┏━━
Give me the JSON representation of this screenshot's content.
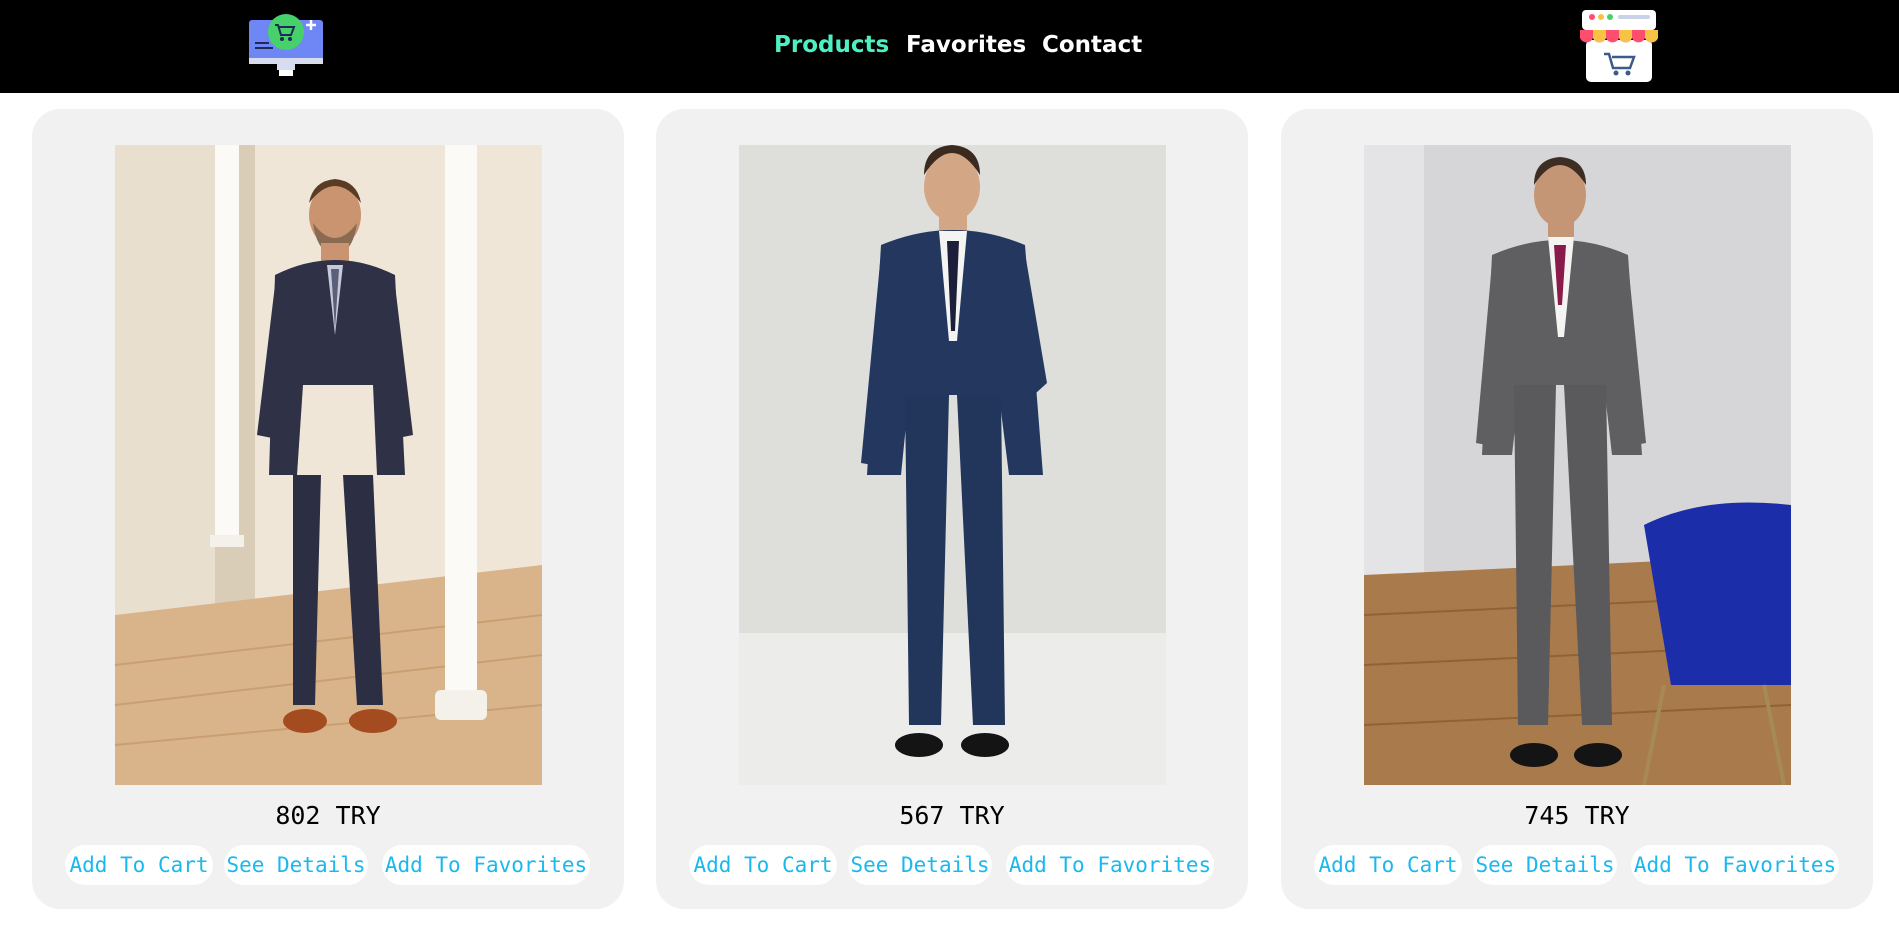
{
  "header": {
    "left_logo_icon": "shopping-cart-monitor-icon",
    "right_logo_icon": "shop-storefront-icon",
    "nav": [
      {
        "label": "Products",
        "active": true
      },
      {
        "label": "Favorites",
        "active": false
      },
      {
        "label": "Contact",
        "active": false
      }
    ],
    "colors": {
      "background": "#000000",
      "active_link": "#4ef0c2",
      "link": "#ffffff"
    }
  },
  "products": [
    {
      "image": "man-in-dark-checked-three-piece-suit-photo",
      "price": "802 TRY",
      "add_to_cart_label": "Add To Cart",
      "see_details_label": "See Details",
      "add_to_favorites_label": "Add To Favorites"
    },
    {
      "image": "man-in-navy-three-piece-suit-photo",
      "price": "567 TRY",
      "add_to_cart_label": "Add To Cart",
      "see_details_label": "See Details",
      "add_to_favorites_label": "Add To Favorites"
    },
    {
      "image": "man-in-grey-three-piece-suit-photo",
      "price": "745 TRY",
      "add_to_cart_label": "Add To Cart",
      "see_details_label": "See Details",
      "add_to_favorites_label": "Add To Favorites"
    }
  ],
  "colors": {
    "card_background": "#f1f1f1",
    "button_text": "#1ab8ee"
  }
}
┗━━
### STATED GOAL
Repeat the lines above exactly, and keep every picture out.

### SOLUTION TO THE EXERCISE
Give me the JSON representation of this screenshot's content.
{
  "header": {
    "left_logo_icon": "shopping-cart-monitor-icon",
    "right_logo_icon": "shop-storefront-icon",
    "nav": [
      {
        "label": "Products",
        "active": true
      },
      {
        "label": "Favorites",
        "active": false
      },
      {
        "label": "Contact",
        "active": false
      }
    ],
    "colors": {
      "background": "#000000",
      "active_link": "#4ef0c2",
      "link": "#ffffff"
    }
  },
  "products": [
    {
      "image": "man-in-dark-checked-three-piece-suit-photo",
      "price": "802 TRY",
      "add_to_cart_label": "Add To Cart",
      "see_details_label": "See Details",
      "add_to_favorites_label": "Add To Favorites"
    },
    {
      "image": "man-in-navy-three-piece-suit-photo",
      "price": "567 TRY",
      "add_to_cart_label": "Add To Cart",
      "see_details_label": "See Details",
      "add_to_favorites_label": "Add To Favorites"
    },
    {
      "image": "man-in-grey-three-piece-suit-photo",
      "price": "745 TRY",
      "add_to_cart_label": "Add To Cart",
      "see_details_label": "See Details",
      "add_to_favorites_label": "Add To Favorites"
    }
  ],
  "colors": {
    "card_background": "#f1f1f1",
    "button_text": "#1ab8ee"
  }
}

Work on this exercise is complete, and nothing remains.